= Exercise directions =
Your copy of the material below should match it exactly, except that it holds no pictures.

▼▼▼

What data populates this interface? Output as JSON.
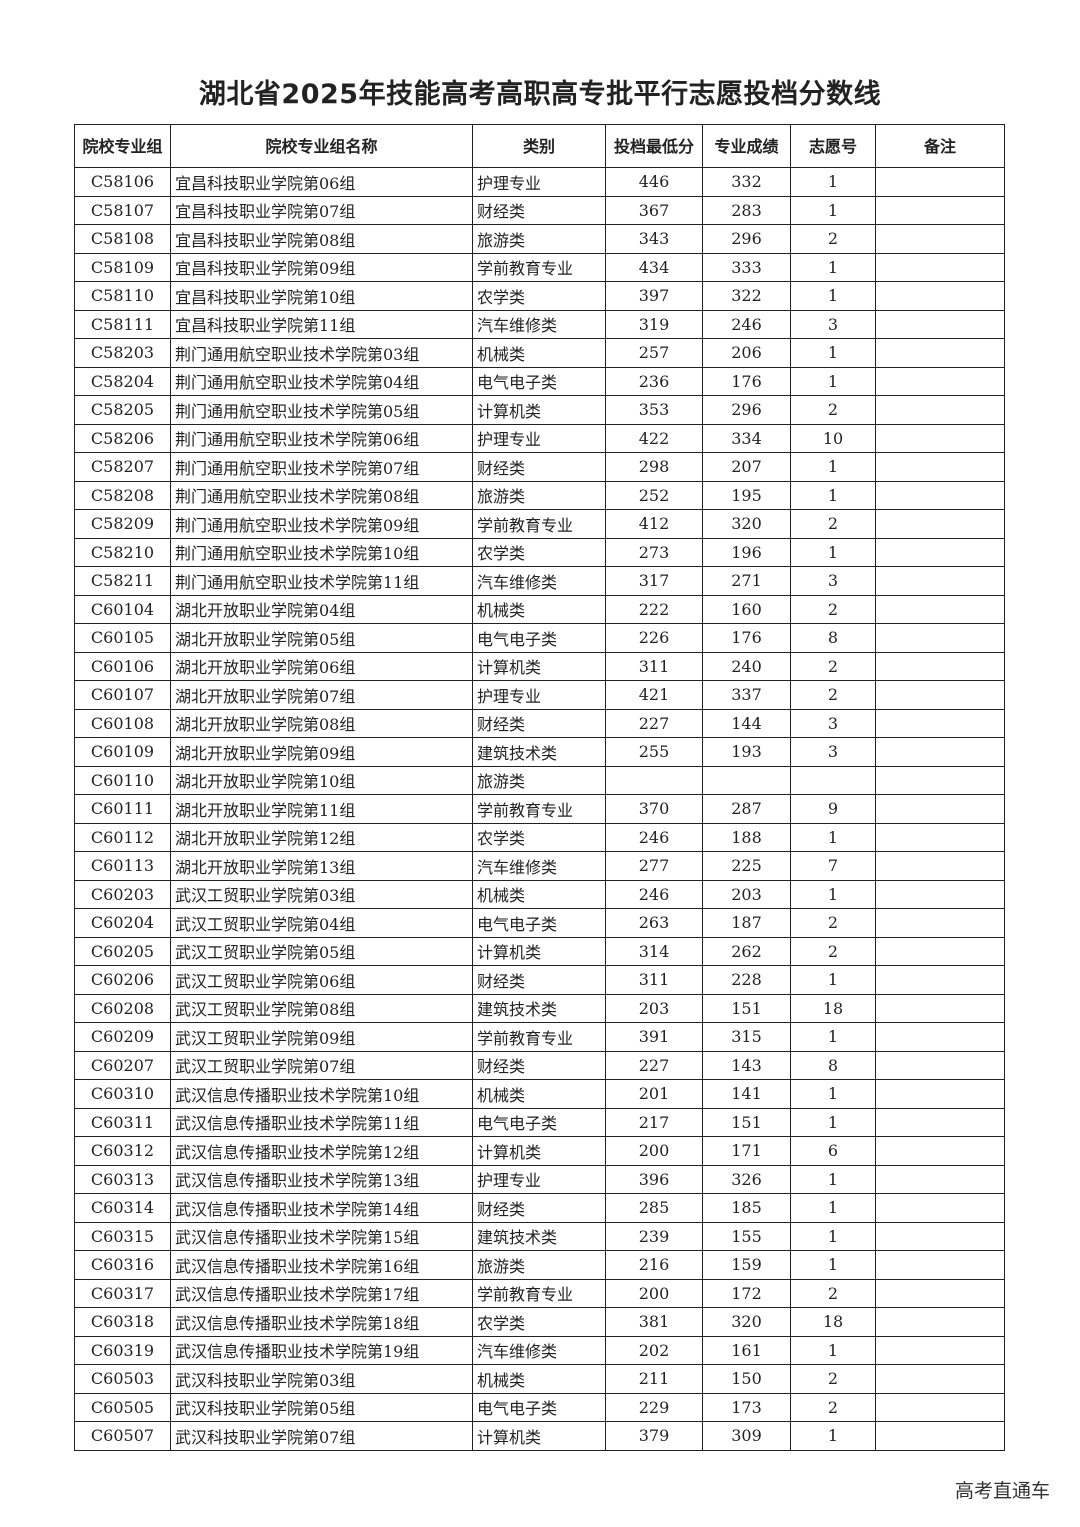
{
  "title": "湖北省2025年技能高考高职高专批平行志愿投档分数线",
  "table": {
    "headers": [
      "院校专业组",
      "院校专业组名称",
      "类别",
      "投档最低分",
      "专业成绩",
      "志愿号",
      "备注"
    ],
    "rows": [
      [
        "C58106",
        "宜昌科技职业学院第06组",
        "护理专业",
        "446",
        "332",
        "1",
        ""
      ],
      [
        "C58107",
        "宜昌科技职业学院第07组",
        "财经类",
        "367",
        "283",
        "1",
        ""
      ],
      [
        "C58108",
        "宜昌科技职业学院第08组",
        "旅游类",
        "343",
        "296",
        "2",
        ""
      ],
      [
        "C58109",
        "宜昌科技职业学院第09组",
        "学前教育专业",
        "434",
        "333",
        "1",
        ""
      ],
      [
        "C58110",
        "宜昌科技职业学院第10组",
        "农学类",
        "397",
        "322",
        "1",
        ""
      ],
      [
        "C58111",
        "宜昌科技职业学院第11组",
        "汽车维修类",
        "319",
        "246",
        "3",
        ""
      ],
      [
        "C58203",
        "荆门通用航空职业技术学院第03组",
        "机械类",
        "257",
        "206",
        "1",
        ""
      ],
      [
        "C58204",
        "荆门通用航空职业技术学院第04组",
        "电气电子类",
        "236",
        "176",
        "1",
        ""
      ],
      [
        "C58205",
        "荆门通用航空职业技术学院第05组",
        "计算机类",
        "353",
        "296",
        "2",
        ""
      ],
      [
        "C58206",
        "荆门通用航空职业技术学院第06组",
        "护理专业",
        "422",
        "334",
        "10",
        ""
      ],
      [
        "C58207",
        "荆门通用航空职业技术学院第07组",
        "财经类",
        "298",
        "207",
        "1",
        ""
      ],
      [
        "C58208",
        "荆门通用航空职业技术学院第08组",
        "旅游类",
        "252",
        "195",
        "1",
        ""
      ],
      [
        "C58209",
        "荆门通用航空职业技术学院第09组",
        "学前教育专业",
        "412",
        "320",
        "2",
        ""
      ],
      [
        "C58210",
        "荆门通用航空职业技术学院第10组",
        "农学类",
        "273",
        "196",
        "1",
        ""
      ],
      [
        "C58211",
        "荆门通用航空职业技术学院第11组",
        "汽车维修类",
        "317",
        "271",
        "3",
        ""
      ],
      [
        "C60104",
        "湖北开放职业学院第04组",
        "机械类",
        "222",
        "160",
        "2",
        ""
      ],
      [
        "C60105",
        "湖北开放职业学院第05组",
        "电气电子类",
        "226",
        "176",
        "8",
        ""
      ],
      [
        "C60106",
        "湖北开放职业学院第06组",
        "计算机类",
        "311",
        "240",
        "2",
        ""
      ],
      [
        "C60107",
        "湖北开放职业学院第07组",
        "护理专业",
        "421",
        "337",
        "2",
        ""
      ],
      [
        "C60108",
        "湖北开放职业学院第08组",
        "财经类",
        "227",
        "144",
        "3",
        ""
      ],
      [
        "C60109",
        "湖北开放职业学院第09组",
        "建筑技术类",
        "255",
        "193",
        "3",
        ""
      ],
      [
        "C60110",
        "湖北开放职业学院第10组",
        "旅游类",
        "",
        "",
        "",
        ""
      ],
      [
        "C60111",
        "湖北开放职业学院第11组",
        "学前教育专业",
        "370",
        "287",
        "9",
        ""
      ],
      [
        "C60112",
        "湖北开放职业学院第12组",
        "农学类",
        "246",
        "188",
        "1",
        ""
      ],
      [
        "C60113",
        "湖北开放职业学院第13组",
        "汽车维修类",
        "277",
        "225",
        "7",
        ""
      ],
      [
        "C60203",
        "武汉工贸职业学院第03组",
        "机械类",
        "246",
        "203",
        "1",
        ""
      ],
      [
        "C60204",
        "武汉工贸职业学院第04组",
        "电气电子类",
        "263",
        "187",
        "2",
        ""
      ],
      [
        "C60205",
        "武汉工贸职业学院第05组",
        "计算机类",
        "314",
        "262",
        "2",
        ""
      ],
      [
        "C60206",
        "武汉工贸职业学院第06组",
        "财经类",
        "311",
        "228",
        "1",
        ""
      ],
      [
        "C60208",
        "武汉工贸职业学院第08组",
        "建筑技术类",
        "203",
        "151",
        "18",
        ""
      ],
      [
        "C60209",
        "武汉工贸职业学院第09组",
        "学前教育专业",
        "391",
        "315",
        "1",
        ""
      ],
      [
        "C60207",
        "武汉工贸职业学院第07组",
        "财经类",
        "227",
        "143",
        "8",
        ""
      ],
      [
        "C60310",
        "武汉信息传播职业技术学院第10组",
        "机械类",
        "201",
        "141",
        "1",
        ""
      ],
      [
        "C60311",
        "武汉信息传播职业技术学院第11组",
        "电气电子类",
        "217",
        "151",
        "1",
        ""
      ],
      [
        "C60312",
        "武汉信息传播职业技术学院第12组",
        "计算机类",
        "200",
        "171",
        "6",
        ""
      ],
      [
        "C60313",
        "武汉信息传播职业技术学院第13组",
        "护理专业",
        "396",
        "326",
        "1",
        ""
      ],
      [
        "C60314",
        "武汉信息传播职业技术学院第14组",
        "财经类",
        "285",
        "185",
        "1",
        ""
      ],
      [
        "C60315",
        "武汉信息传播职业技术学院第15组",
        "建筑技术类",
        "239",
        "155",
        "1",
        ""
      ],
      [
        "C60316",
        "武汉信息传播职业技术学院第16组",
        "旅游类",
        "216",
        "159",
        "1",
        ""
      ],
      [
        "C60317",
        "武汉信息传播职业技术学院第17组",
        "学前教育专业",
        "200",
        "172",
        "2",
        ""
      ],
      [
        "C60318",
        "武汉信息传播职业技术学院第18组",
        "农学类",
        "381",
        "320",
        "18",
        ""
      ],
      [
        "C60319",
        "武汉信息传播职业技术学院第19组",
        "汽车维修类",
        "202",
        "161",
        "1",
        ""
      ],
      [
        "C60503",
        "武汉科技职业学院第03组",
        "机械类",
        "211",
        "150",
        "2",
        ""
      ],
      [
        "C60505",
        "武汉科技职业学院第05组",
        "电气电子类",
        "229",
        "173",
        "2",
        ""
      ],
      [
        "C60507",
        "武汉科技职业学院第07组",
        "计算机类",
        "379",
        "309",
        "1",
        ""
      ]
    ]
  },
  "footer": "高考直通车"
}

▲▲▲

= Response to the exercise =
What data populates this interface? Output as JSON.
{
  "title": "湖北省2025年技能高考高职高专批平行志愿投档分数线",
  "table": {
    "headers": [
      "院校专业组",
      "院校专业组名称",
      "类别",
      "投档最低分",
      "专业成绩",
      "志愿号",
      "备注"
    ],
    "rows": [
      [
        "C58106",
        "宜昌科技职业学院第06组",
        "护理专业",
        "446",
        "332",
        "1",
        ""
      ],
      [
        "C58107",
        "宜昌科技职业学院第07组",
        "财经类",
        "367",
        "283",
        "1",
        ""
      ],
      [
        "C58108",
        "宜昌科技职业学院第08组",
        "旅游类",
        "343",
        "296",
        "2",
        ""
      ],
      [
        "C58109",
        "宜昌科技职业学院第09组",
        "学前教育专业",
        "434",
        "333",
        "1",
        ""
      ],
      [
        "C58110",
        "宜昌科技职业学院第10组",
        "农学类",
        "397",
        "322",
        "1",
        ""
      ],
      [
        "C58111",
        "宜昌科技职业学院第11组",
        "汽车维修类",
        "319",
        "246",
        "3",
        ""
      ],
      [
        "C58203",
        "荆门通用航空职业技术学院第03组",
        "机械类",
        "257",
        "206",
        "1",
        ""
      ],
      [
        "C58204",
        "荆门通用航空职业技术学院第04组",
        "电气电子类",
        "236",
        "176",
        "1",
        ""
      ],
      [
        "C58205",
        "荆门通用航空职业技术学院第05组",
        "计算机类",
        "353",
        "296",
        "2",
        ""
      ],
      [
        "C58206",
        "荆门通用航空职业技术学院第06组",
        "护理专业",
        "422",
        "334",
        "10",
        ""
      ],
      [
        "C58207",
        "荆门通用航空职业技术学院第07组",
        "财经类",
        "298",
        "207",
        "1",
        ""
      ],
      [
        "C58208",
        "荆门通用航空职业技术学院第08组",
        "旅游类",
        "252",
        "195",
        "1",
        ""
      ],
      [
        "C58209",
        "荆门通用航空职业技术学院第09组",
        "学前教育专业",
        "412",
        "320",
        "2",
        ""
      ],
      [
        "C58210",
        "荆门通用航空职业技术学院第10组",
        "农学类",
        "273",
        "196",
        "1",
        ""
      ],
      [
        "C58211",
        "荆门通用航空职业技术学院第11组",
        "汽车维修类",
        "317",
        "271",
        "3",
        ""
      ],
      [
        "C60104",
        "湖北开放职业学院第04组",
        "机械类",
        "222",
        "160",
        "2",
        ""
      ],
      [
        "C60105",
        "湖北开放职业学院第05组",
        "电气电子类",
        "226",
        "176",
        "8",
        ""
      ],
      [
        "C60106",
        "湖北开放职业学院第06组",
        "计算机类",
        "311",
        "240",
        "2",
        ""
      ],
      [
        "C60107",
        "湖北开放职业学院第07组",
        "护理专业",
        "421",
        "337",
        "2",
        ""
      ],
      [
        "C60108",
        "湖北开放职业学院第08组",
        "财经类",
        "227",
        "144",
        "3",
        ""
      ],
      [
        "C60109",
        "湖北开放职业学院第09组",
        "建筑技术类",
        "255",
        "193",
        "3",
        ""
      ],
      [
        "C60110",
        "湖北开放职业学院第10组",
        "旅游类",
        "",
        "",
        "",
        ""
      ],
      [
        "C60111",
        "湖北开放职业学院第11组",
        "学前教育专业",
        "370",
        "287",
        "9",
        ""
      ],
      [
        "C60112",
        "湖北开放职业学院第12组",
        "农学类",
        "246",
        "188",
        "1",
        ""
      ],
      [
        "C60113",
        "湖北开放职业学院第13组",
        "汽车维修类",
        "277",
        "225",
        "7",
        ""
      ],
      [
        "C60203",
        "武汉工贸职业学院第03组",
        "机械类",
        "246",
        "203",
        "1",
        ""
      ],
      [
        "C60204",
        "武汉工贸职业学院第04组",
        "电气电子类",
        "263",
        "187",
        "2",
        ""
      ],
      [
        "C60205",
        "武汉工贸职业学院第05组",
        "计算机类",
        "314",
        "262",
        "2",
        ""
      ],
      [
        "C60206",
        "武汉工贸职业学院第06组",
        "财经类",
        "311",
        "228",
        "1",
        ""
      ],
      [
        "C60208",
        "武汉工贸职业学院第08组",
        "建筑技术类",
        "203",
        "151",
        "18",
        ""
      ],
      [
        "C60209",
        "武汉工贸职业学院第09组",
        "学前教育专业",
        "391",
        "315",
        "1",
        ""
      ],
      [
        "C60207",
        "武汉工贸职业学院第07组",
        "财经类",
        "227",
        "143",
        "8",
        ""
      ],
      [
        "C60310",
        "武汉信息传播职业技术学院第10组",
        "机械类",
        "201",
        "141",
        "1",
        ""
      ],
      [
        "C60311",
        "武汉信息传播职业技术学院第11组",
        "电气电子类",
        "217",
        "151",
        "1",
        ""
      ],
      [
        "C60312",
        "武汉信息传播职业技术学院第12组",
        "计算机类",
        "200",
        "171",
        "6",
        ""
      ],
      [
        "C60313",
        "武汉信息传播职业技术学院第13组",
        "护理专业",
        "396",
        "326",
        "1",
        ""
      ],
      [
        "C60314",
        "武汉信息传播职业技术学院第14组",
        "财经类",
        "285",
        "185",
        "1",
        ""
      ],
      [
        "C60315",
        "武汉信息传播职业技术学院第15组",
        "建筑技术类",
        "239",
        "155",
        "1",
        ""
      ],
      [
        "C60316",
        "武汉信息传播职业技术学院第16组",
        "旅游类",
        "216",
        "159",
        "1",
        ""
      ],
      [
        "C60317",
        "武汉信息传播职业技术学院第17组",
        "学前教育专业",
        "200",
        "172",
        "2",
        ""
      ],
      [
        "C60318",
        "武汉信息传播职业技术学院第18组",
        "农学类",
        "381",
        "320",
        "18",
        ""
      ],
      [
        "C60319",
        "武汉信息传播职业技术学院第19组",
        "汽车维修类",
        "202",
        "161",
        "1",
        ""
      ],
      [
        "C60503",
        "武汉科技职业学院第03组",
        "机械类",
        "211",
        "150",
        "2",
        ""
      ],
      [
        "C60505",
        "武汉科技职业学院第05组",
        "电气电子类",
        "229",
        "173",
        "2",
        ""
      ],
      [
        "C60507",
        "武汉科技职业学院第07组",
        "计算机类",
        "379",
        "309",
        "1",
        ""
      ]
    ]
  },
  "footer": "高考直通车"
}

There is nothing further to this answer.